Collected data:
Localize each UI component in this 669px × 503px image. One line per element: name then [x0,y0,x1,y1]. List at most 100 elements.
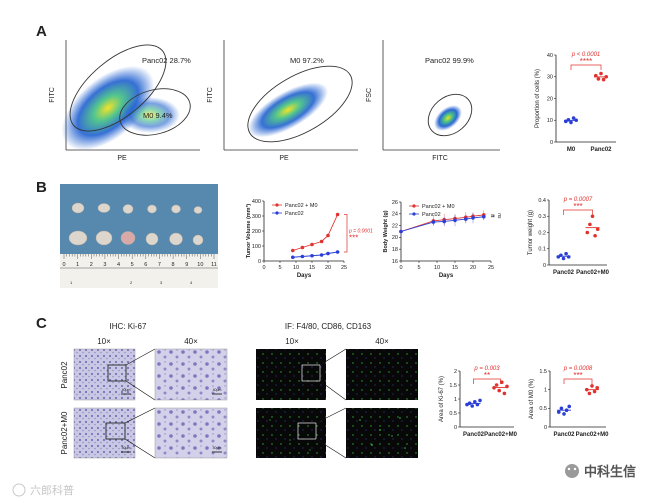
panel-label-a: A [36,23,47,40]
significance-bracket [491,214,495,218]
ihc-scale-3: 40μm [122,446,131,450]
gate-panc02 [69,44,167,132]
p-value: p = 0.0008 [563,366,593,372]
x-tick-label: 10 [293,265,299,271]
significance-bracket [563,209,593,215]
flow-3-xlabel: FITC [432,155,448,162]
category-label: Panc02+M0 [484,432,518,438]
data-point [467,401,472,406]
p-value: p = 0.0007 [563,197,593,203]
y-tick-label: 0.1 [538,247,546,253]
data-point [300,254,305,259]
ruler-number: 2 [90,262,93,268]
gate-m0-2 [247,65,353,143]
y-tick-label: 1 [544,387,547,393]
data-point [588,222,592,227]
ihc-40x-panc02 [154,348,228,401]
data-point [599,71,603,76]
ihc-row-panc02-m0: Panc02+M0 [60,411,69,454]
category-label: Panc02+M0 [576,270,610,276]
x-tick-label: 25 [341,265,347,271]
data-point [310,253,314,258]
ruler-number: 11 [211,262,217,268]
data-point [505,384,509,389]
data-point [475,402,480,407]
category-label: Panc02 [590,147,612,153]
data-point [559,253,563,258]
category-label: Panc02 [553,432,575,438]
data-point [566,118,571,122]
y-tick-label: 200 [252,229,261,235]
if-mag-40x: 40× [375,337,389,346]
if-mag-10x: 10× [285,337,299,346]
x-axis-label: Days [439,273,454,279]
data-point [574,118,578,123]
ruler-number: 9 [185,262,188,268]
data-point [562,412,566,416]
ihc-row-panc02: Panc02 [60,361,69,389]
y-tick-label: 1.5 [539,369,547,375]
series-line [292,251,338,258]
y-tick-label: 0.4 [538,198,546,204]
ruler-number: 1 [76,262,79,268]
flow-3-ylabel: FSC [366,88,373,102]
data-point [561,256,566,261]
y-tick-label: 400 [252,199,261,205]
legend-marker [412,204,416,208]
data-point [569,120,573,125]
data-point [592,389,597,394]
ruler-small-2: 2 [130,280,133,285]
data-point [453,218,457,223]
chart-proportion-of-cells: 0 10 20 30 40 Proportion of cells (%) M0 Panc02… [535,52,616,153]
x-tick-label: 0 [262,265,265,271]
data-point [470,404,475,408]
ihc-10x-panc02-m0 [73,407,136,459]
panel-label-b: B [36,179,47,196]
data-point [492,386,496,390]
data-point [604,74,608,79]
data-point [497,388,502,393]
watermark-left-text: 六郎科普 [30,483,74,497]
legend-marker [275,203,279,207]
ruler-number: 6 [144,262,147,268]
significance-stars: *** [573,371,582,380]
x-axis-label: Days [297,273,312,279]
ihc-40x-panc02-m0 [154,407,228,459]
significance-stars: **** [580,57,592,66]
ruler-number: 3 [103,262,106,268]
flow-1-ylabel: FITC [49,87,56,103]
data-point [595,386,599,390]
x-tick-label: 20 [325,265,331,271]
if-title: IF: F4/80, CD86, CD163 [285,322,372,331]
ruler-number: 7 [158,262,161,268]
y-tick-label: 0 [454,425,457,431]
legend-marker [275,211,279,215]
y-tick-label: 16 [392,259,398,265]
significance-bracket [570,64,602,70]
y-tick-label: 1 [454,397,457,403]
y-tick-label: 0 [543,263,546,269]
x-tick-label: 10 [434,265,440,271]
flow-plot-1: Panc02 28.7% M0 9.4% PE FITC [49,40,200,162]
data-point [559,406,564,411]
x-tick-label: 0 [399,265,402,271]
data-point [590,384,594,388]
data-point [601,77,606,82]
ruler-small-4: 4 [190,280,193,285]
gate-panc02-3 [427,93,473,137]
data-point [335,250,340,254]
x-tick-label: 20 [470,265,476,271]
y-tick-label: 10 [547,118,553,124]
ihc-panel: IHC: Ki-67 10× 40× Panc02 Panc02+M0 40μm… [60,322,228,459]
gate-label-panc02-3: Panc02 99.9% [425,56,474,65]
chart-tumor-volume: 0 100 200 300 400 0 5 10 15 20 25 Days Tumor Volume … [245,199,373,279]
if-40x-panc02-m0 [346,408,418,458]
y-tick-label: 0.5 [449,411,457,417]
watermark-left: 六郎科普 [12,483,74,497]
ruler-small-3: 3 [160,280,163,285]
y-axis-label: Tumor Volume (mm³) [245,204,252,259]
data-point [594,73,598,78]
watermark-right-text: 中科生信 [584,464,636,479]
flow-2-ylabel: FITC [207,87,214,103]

**Problem details:** Your answer must be the full set of entries, set down exactly and without pictures.

**Answer to the exercise:**
Localize each UI component in this 669px × 503px image. One line per element: name then [x0,y0,x1,y1]. List at most 100 elements.
panel-label-a: A [36,23,47,40]
significance-bracket [491,214,495,218]
ihc-scale-3: 40μm [122,446,131,450]
gate-panc02 [69,44,167,132]
p-value: p = 0.0008 [563,366,593,372]
x-tick-label: 10 [293,265,299,271]
significance-bracket [563,209,593,215]
flow-3-xlabel: FITC [432,155,448,162]
category-label: Panc02+M0 [484,432,518,438]
data-point [467,401,472,406]
p-value: p = 0.0007 [563,197,593,203]
y-tick-label: 0.1 [538,247,546,253]
data-point [300,254,305,259]
ruler-number: 2 [90,262,93,268]
gate-m0-2 [247,65,353,143]
y-tick-label: 1 [544,387,547,393]
data-point [588,222,592,227]
ihc-40x-panc02 [154,348,228,401]
data-point [599,71,603,76]
ihc-row-panc02-m0: Panc02+M0 [60,411,69,454]
category-label: Panc02+M0 [576,270,610,276]
x-tick-label: 25 [341,265,347,271]
data-point [310,253,314,258]
ruler-number: 11 [211,262,217,268]
data-point [505,384,509,389]
data-point [475,402,480,407]
category-label: Panc02 [590,147,612,153]
data-point [559,253,563,258]
category-label: Panc02 [553,432,575,438]
data-point [566,118,571,122]
y-tick-label: 200 [252,229,261,235]
if-mag-40x: 40× [375,337,389,346]
if-mag-10x: 10× [285,337,299,346]
x-axis-label: Days [439,273,454,279]
data-point [574,118,578,123]
ruler-number: 9 [185,262,188,268]
data-point [562,412,566,416]
ihc-row-panc02: Panc02 [60,361,69,389]
y-tick-label: 1.5 [539,369,547,375]
series-line [292,251,338,258]
y-tick-label: 0.4 [538,198,546,204]
ruler-number: 1 [76,262,79,268]
flow-3-ylabel: FSC [366,88,373,102]
data-point [561,256,566,261]
y-tick-label: 400 [252,199,261,205]
legend-marker [412,204,416,208]
data-point [569,120,573,125]
data-point [592,389,597,394]
ruler-small-2: 2 [130,280,133,285]
data-point [453,218,457,223]
chart-proportion-of-cells: 0 10 20 30 40 Proportion of cells (%) M0 Panc02… [535,52,616,153]
x-tick-label: 0 [262,265,265,271]
data-point [470,404,475,408]
ihc-10x-panc02-m0 [73,407,136,459]
panel-label-b: B [36,179,47,196]
data-point [492,386,496,390]
data-point [604,74,608,79]
data-point [497,388,502,393]
watermark-left-text: 六郎科普 [30,483,74,497]
legend-marker [275,203,279,207]
ruler-number: 6 [144,262,147,268]
significance-stars: *** [573,371,582,380]
x-axis-label: Days [297,273,312,279]
ihc-40x-panc02-m0 [154,407,228,459]
significance-stars: **** [580,57,592,66]
ruler-number: 3 [103,262,106,268]
flow-1-ylabel: FITC [49,87,56,103]
data-point [595,386,599,390]
x-tick-label: 20 [325,265,331,271]
if-title: IF: F4/80, CD86, CD163 [285,322,372,331]
ruler-number: 7 [158,262,161,268]
y-tick-label: 0 [454,425,457,431]
legend-marker [275,211,279,215]
y-tick-label: 16 [392,259,398,265]
significance-bracket [570,64,602,70]
y-tick-label: 1 [454,397,457,403]
y-tick-label: 0 [543,263,546,269]
x-tick-label: 10 [434,265,440,271]
flow-plot-1: Panc02 28.7% M0 9.4% PE FITC [49,40,200,162]
data-point [559,406,564,411]
x-tick-label: 0 [399,265,402,271]
data-point [590,384,594,388]
data-point [601,77,606,82]
ruler-small-4: 4 [190,280,193,285]
gate-panc02-3 [427,93,473,137]
data-point [335,250,340,254]
x-tick-label: 20 [470,265,476,271]
y-tick-label: 10 [547,118,553,124]
ihc-panel: IHC: Ki-67 10× 40× Panc02 Panc02+M0 40μm… [60,322,228,459]
gate-label-panc02-3: Panc02 99.9% [425,56,474,65]
chart-tumor-volume: 0 100 200 300 400 0 5 10 15 20 25 Days Tumor Volume … [245,199,373,279]
if-40x-panc02-m0 [346,408,418,458]
y-tick-label: 0.5 [449,411,457,417]
watermark-left: 六郎科普 [12,483,74,497]
ruler-small-3: 3 [160,280,163,285]
y-axis-label: Tumor Volume (mm³) [245,204,252,259]
data-point [594,73,598,78]
watermark-right-text: 中科生信 [584,464,636,479]
flow-2-ylabel: FITC [207,87,214,103]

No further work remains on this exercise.